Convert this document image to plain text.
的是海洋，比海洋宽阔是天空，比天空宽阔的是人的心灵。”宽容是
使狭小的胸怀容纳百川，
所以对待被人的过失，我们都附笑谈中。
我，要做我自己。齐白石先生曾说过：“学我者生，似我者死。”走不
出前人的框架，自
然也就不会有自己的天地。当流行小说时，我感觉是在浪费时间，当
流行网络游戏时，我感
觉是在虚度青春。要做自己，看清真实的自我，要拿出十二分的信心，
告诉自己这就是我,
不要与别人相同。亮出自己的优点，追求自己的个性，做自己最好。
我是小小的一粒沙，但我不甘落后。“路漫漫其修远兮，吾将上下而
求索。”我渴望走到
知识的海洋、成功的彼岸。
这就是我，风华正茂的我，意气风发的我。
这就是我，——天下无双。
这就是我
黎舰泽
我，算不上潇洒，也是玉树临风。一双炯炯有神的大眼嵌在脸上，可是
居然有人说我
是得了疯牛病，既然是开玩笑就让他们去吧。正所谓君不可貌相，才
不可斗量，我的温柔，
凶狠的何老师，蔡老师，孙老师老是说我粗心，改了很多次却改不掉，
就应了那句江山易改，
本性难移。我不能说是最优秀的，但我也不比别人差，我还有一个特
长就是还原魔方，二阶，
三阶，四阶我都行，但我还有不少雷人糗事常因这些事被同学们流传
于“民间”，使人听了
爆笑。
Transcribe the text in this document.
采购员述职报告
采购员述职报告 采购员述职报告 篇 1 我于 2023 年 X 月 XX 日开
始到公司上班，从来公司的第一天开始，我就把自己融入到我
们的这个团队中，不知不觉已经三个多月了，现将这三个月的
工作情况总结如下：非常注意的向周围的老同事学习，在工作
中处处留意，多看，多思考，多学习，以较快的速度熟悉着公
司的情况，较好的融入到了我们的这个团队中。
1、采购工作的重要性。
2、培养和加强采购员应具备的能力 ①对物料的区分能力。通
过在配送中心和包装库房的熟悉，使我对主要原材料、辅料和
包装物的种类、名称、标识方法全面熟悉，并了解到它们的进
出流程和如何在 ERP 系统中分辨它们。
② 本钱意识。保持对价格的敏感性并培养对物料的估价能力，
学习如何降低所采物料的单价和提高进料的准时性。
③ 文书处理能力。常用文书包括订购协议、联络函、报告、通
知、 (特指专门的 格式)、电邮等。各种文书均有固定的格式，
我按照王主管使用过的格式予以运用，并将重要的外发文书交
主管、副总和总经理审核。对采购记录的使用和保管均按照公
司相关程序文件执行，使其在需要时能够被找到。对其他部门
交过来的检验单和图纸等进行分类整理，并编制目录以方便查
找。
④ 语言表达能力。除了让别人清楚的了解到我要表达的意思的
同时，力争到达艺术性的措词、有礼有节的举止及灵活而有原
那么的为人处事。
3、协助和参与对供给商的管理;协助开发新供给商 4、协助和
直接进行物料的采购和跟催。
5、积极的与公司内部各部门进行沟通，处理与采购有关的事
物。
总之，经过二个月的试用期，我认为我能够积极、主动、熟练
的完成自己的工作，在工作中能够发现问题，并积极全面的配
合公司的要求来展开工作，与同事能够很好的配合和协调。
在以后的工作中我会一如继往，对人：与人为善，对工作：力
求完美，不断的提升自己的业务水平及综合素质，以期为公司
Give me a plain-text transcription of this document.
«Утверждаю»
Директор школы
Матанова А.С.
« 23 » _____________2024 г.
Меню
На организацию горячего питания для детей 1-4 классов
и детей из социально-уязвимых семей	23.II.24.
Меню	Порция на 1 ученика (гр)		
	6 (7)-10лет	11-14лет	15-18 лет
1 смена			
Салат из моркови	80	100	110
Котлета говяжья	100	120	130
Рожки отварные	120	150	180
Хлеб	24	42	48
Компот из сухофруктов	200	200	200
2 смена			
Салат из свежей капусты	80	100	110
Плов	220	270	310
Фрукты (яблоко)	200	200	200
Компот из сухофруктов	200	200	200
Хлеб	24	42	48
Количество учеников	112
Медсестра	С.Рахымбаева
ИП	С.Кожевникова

========================================================================

• Exercise: Return only the lines running from the line with "Give me a plain-text" to the last line of the records, both included, exactly as written.

• Final result:
Give me a plain-text transcription of this document.
«Утверждаю»
Директор школы
Матанова А.С.
« 23 » _____________2024 г.
Меню
На организацию горячего питания для детей 1-4 классов
и детей из социально-уязвимых семей	23.II.24.
Меню	Порция на 1 ученика (гр)		
	6 (7)-10лет	11-14лет	15-18 лет
1 смена			
Салат из моркови	80	100	110
Котлета говяжья	100	120	130
Рожки отварные	120	150	180
Хлеб	24	42	48
Компот из сухофруктов	200	200	200
2 смена			
Салат из свежей капусты	80	100	110
Плов	220	270	310
Фрукты (яблоко)	200	200	200
Компот из сухофруктов	200	200	200
Хлеб	24	42	48
Количество учеников	112
Медсестра	С.Рахымбаева
ИП	С.Кожевникова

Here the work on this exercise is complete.